Your instructions
Copy every line of the material below without changing anything.

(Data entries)
— BEGIN —

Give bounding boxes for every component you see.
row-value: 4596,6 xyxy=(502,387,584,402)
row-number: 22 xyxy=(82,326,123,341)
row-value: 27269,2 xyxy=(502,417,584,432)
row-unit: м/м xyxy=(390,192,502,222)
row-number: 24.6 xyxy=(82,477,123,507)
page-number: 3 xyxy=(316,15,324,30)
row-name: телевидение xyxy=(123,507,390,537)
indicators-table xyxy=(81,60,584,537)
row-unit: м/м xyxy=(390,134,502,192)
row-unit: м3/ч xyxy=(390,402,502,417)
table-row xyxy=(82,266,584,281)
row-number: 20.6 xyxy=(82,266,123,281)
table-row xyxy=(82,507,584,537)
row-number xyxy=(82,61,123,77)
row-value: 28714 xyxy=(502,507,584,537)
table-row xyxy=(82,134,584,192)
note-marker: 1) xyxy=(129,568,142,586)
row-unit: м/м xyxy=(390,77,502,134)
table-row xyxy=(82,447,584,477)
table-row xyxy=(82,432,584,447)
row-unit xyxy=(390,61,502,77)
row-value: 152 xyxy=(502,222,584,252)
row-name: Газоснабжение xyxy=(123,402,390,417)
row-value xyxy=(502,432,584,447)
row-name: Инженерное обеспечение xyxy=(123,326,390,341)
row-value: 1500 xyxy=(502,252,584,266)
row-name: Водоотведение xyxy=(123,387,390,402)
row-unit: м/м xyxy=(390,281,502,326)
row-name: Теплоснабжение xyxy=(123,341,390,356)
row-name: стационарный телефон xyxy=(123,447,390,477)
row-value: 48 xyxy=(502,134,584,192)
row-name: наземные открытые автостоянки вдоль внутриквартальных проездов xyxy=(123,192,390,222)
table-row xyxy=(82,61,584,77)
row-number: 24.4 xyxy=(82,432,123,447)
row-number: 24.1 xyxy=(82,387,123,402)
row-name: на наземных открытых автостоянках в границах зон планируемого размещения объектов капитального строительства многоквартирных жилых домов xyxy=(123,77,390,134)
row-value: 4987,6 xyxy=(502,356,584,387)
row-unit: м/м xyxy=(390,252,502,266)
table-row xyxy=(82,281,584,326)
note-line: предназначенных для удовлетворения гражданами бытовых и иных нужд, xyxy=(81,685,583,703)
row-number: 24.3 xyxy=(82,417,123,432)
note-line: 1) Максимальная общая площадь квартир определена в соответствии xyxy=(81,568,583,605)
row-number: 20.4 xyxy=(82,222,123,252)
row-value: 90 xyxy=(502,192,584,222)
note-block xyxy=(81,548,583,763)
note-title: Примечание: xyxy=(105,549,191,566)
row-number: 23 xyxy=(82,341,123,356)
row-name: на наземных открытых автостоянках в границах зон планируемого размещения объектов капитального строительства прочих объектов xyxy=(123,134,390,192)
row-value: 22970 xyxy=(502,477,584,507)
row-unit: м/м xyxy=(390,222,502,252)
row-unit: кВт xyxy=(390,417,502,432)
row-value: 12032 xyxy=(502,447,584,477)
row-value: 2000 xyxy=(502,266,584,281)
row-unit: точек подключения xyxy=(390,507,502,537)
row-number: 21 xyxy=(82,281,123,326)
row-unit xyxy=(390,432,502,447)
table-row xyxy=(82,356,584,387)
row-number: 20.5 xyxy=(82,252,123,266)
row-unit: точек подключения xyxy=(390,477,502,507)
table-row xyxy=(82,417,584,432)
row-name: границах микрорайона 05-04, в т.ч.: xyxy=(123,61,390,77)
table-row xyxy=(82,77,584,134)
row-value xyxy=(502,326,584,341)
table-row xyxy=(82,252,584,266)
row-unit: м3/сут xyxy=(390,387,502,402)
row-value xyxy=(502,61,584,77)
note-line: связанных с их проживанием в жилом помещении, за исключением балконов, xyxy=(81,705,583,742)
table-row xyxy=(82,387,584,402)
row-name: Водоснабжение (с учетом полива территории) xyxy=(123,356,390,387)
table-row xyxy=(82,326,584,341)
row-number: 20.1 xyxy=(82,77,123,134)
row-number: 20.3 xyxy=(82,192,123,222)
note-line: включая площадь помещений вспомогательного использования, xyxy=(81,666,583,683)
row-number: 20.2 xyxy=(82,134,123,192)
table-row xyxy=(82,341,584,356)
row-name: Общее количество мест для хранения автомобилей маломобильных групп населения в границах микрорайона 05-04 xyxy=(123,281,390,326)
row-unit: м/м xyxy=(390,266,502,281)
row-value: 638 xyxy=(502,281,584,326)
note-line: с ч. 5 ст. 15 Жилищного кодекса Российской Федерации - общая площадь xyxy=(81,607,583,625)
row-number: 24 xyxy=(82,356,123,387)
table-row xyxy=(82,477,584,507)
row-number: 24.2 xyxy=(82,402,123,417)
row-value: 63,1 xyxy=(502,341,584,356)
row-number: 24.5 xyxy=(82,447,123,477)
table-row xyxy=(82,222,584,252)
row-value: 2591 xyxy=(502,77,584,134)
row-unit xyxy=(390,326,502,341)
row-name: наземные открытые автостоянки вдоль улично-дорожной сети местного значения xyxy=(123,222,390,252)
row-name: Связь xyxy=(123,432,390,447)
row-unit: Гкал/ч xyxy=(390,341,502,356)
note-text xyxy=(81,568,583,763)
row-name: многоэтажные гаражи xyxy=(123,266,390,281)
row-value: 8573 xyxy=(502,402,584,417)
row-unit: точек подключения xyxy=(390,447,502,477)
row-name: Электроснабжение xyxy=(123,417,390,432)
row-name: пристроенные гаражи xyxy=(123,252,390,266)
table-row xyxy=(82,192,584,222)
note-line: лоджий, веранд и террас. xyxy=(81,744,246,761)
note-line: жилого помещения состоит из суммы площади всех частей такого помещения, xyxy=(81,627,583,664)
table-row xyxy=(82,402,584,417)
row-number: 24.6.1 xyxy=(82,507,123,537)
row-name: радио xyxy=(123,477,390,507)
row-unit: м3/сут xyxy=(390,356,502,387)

— END —

Output
Give bounding boxes for every component you see.
row-value: 4596,6 xyxy=(502,387,584,402)
row-number: 22 xyxy=(82,326,123,341)
row-value: 27269,2 xyxy=(502,417,584,432)
row-unit: м/м xyxy=(390,192,502,222)
row-number: 24.6 xyxy=(82,477,123,507)
page-number: 3 xyxy=(316,15,324,30)
row-name: телевидение xyxy=(123,507,390,537)
indicators-table xyxy=(81,60,584,537)
row-unit: м/м xyxy=(390,134,502,192)
row-unit: м3/ч xyxy=(390,402,502,417)
table-row xyxy=(82,266,584,281)
row-number: 20.6 xyxy=(82,266,123,281)
table-row xyxy=(82,507,584,537)
row-number xyxy=(82,61,123,77)
row-value: 28714 xyxy=(502,507,584,537)
table-row xyxy=(82,134,584,192)
note-marker: 1) xyxy=(129,568,142,586)
row-unit: м/м xyxy=(390,77,502,134)
table-row xyxy=(82,447,584,477)
table-row xyxy=(82,432,584,447)
row-unit xyxy=(390,61,502,77)
row-value: 152 xyxy=(502,222,584,252)
row-name: Газоснабжение xyxy=(123,402,390,417)
row-value xyxy=(502,432,584,447)
row-name: Инженерное обеспечение xyxy=(123,326,390,341)
row-value: 1500 xyxy=(502,252,584,266)
row-name: Водоотведение xyxy=(123,387,390,402)
row-unit: м/м xyxy=(390,281,502,326)
row-name: Теплоснабжение xyxy=(123,341,390,356)
row-name: стационарный телефон xyxy=(123,447,390,477)
row-value: 48 xyxy=(502,134,584,192)
row-name: наземные открытые автостоянки вдоль внутриквартальных проездов xyxy=(123,192,390,222)
table-row xyxy=(82,61,584,77)
row-number: 24.4 xyxy=(82,432,123,447)
row-number: 24.1 xyxy=(82,387,123,402)
row-name: на наземных открытых автостоянках в границах зон планируемого размещения объектов капитального строительства многоквартирных жилых домов xyxy=(123,77,390,134)
row-value: 4987,6 xyxy=(502,356,584,387)
row-unit: м/м xyxy=(390,252,502,266)
table-row xyxy=(82,281,584,326)
note-line: предназначенных для удовлетворения гражданами бытовых и иных нужд, xyxy=(81,685,583,703)
row-number: 24.3 xyxy=(82,417,123,432)
note-line: 1) Максимальная общая площадь квартир определена в соответствии xyxy=(81,568,583,605)
row-number: 20.4 xyxy=(82,222,123,252)
row-value: 90 xyxy=(502,192,584,222)
note-block xyxy=(81,548,583,763)
note-title: Примечание: xyxy=(105,549,191,566)
row-number: 23 xyxy=(82,341,123,356)
row-name: на наземных открытых автостоянках в границах зон планируемого размещения объектов капитального строительства прочих объектов xyxy=(123,134,390,192)
row-value: 22970 xyxy=(502,477,584,507)
row-unit: м/м xyxy=(390,222,502,252)
row-unit: кВт xyxy=(390,417,502,432)
row-value: 12032 xyxy=(502,447,584,477)
row-value: 2000 xyxy=(502,266,584,281)
row-unit: точек подключения xyxy=(390,507,502,537)
row-number: 21 xyxy=(82,281,123,326)
row-unit xyxy=(390,432,502,447)
table-row xyxy=(82,356,584,387)
row-number: 20.5 xyxy=(82,252,123,266)
row-unit: точек подключения xyxy=(390,477,502,507)
table-row xyxy=(82,417,584,432)
row-name: границах микрорайона 05-04, в т.ч.: xyxy=(123,61,390,77)
table-row xyxy=(82,77,584,134)
row-value xyxy=(502,326,584,341)
table-row xyxy=(82,252,584,266)
row-unit: м3/сут xyxy=(390,387,502,402)
row-value xyxy=(502,61,584,77)
note-line: связанных с их проживанием в жилом помещении, за исключением балконов, xyxy=(81,705,583,742)
table-row xyxy=(82,387,584,402)
row-name: Водоснабжение (с учетом полива территории) xyxy=(123,356,390,387)
table-row xyxy=(82,326,584,341)
row-number: 20.1 xyxy=(82,77,123,134)
row-number: 20.3 xyxy=(82,192,123,222)
note-line: включая площадь помещений вспомогательного использования, xyxy=(81,666,583,683)
row-number: 20.2 xyxy=(82,134,123,192)
table-row xyxy=(82,341,584,356)
row-name: Общее количество мест для хранения автомобилей маломобильных групп населения в границах микрорайона 05-04 xyxy=(123,281,390,326)
row-unit: м/м xyxy=(390,266,502,281)
row-value: 638 xyxy=(502,281,584,326)
note-line: с ч. 5 ст. 15 Жилищного кодекса Российской Федерации - общая площадь xyxy=(81,607,583,625)
row-number: 24 xyxy=(82,356,123,387)
table-row xyxy=(82,477,584,507)
row-number: 24.2 xyxy=(82,402,123,417)
row-value: 63,1 xyxy=(502,341,584,356)
row-number: 24.5 xyxy=(82,447,123,477)
table-row xyxy=(82,222,584,252)
row-value: 2591 xyxy=(502,77,584,134)
row-unit xyxy=(390,326,502,341)
row-name: наземные открытые автостоянки вдоль улично-дорожной сети местного значения xyxy=(123,222,390,252)
row-name: Связь xyxy=(123,432,390,447)
row-unit: Гкал/ч xyxy=(390,341,502,356)
note-text xyxy=(81,568,583,763)
row-name: многоэтажные гаражи xyxy=(123,266,390,281)
row-value: 8573 xyxy=(502,402,584,417)
row-unit: точек подключения xyxy=(390,447,502,477)
row-name: Электроснабжение xyxy=(123,417,390,432)
row-name: пристроенные гаражи xyxy=(123,252,390,266)
table-row xyxy=(82,192,584,222)
note-line: лоджий, веранд и террас. xyxy=(81,744,246,761)
note-line: жилого помещения состоит из суммы площади всех частей такого помещения, xyxy=(81,627,583,664)
table-row xyxy=(82,402,584,417)
row-number: 24.6.1 xyxy=(82,507,123,537)
row-name: радио xyxy=(123,477,390,507)
row-unit: м3/сут xyxy=(390,356,502,387)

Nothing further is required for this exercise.